● **Work to complete**
Work out how many lines of the records hold the string "woman", and reply with that number alone.

● **Records**
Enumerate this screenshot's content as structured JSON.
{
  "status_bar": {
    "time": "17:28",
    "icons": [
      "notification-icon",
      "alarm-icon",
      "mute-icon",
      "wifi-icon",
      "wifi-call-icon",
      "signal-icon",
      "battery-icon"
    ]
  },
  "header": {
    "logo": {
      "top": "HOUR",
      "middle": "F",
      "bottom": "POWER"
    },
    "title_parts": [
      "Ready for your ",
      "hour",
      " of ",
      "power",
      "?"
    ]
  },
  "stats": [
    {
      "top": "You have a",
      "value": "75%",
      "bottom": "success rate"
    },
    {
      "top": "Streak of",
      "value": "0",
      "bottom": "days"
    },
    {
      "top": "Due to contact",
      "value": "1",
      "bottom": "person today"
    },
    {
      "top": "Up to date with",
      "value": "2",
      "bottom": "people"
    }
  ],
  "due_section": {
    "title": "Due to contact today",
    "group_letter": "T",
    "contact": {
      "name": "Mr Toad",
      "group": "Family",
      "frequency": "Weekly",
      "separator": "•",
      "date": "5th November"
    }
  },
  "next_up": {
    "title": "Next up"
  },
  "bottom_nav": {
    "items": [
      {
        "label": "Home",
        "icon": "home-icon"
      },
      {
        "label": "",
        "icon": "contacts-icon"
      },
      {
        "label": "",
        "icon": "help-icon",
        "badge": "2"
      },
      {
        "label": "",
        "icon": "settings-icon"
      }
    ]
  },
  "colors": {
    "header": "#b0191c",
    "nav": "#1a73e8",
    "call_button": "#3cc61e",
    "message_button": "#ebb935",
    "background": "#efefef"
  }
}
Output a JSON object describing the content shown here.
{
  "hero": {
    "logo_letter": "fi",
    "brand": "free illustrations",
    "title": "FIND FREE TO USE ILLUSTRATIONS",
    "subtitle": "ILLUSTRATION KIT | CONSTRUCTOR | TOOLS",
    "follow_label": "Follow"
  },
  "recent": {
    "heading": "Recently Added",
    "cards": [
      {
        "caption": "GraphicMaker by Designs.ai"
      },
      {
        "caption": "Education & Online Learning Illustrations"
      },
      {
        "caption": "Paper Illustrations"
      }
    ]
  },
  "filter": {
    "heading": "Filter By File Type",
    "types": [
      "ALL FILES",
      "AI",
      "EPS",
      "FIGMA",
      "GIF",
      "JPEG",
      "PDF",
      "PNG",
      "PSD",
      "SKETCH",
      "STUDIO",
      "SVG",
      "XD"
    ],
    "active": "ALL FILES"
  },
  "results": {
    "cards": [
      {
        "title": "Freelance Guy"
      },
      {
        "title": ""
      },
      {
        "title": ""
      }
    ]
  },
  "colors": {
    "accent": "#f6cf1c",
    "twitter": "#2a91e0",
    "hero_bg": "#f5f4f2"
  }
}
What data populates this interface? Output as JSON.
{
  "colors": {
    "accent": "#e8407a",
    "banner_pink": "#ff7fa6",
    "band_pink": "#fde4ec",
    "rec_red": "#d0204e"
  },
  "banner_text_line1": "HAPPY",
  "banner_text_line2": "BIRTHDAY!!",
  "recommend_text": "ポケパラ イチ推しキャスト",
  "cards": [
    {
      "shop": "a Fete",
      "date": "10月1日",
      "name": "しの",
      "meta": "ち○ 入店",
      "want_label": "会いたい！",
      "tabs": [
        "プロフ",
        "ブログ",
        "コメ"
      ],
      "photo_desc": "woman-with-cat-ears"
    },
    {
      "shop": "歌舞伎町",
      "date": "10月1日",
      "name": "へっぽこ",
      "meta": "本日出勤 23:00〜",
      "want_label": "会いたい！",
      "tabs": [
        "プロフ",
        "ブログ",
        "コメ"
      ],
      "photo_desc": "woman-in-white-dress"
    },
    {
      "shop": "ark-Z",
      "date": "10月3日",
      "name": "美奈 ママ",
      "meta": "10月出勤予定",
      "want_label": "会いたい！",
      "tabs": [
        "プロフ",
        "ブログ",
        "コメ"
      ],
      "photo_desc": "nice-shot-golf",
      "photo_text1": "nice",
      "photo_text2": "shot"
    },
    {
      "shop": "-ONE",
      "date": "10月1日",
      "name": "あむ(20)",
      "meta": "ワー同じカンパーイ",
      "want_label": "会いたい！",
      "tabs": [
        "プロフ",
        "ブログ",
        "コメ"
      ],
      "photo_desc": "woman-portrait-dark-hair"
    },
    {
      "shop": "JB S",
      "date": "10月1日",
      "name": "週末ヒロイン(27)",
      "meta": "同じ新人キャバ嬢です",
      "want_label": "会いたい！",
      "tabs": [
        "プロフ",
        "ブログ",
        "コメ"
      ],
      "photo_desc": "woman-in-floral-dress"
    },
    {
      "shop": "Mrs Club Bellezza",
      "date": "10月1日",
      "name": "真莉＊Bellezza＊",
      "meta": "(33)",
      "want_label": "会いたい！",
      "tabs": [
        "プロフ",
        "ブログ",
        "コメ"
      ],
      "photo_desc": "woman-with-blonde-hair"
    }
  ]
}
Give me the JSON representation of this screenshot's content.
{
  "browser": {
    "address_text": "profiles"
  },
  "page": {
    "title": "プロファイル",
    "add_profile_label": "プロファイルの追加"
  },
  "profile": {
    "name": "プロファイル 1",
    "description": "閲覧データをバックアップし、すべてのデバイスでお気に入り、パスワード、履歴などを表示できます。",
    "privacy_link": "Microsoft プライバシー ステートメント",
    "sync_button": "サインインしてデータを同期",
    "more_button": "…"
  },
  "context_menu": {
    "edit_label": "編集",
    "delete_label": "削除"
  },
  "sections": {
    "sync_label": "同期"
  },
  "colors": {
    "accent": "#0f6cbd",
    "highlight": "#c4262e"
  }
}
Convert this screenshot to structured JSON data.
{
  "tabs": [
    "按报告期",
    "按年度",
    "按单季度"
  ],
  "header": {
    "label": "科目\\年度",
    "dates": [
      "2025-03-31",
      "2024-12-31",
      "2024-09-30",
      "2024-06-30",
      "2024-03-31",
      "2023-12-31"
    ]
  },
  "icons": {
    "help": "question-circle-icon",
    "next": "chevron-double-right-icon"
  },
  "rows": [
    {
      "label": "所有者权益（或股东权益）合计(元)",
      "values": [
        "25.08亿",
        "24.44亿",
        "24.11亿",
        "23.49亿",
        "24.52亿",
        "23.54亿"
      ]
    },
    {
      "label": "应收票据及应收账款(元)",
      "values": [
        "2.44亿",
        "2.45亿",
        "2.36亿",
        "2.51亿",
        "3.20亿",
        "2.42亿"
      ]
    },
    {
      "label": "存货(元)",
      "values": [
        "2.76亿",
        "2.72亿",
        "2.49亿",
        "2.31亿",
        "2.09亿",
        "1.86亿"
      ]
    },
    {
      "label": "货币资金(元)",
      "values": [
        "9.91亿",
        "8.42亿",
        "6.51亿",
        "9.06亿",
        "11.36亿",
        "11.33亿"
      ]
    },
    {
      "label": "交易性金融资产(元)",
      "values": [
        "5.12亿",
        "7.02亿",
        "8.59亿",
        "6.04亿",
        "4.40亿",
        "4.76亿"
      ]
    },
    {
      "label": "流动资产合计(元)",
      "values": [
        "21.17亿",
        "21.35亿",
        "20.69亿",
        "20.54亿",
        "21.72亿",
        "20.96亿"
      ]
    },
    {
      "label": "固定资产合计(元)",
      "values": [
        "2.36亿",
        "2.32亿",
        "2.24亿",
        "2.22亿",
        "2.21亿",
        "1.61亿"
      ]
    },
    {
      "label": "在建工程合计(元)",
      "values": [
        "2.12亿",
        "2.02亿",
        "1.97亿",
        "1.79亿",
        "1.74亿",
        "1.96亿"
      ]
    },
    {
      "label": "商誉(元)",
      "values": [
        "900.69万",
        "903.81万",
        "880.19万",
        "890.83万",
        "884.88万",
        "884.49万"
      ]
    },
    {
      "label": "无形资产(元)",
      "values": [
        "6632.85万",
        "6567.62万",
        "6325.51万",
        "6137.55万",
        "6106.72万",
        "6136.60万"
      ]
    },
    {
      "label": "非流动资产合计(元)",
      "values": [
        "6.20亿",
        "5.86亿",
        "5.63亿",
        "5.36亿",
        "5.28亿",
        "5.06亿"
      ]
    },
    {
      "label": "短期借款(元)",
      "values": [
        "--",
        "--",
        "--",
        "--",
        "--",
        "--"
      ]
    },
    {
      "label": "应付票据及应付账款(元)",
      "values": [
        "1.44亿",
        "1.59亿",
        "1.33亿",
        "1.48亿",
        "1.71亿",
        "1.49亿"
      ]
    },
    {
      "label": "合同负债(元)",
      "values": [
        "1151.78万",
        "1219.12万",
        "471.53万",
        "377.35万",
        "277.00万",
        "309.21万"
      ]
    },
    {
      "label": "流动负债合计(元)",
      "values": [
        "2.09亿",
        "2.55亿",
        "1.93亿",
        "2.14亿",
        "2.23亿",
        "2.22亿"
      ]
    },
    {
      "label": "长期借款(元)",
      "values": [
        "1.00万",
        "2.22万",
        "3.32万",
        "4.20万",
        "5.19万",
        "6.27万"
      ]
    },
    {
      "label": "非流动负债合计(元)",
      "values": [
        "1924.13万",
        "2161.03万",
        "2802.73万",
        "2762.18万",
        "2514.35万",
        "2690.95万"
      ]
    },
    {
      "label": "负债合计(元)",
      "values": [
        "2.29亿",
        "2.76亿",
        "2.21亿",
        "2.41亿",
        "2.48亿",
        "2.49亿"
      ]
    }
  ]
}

● **Task answer**
5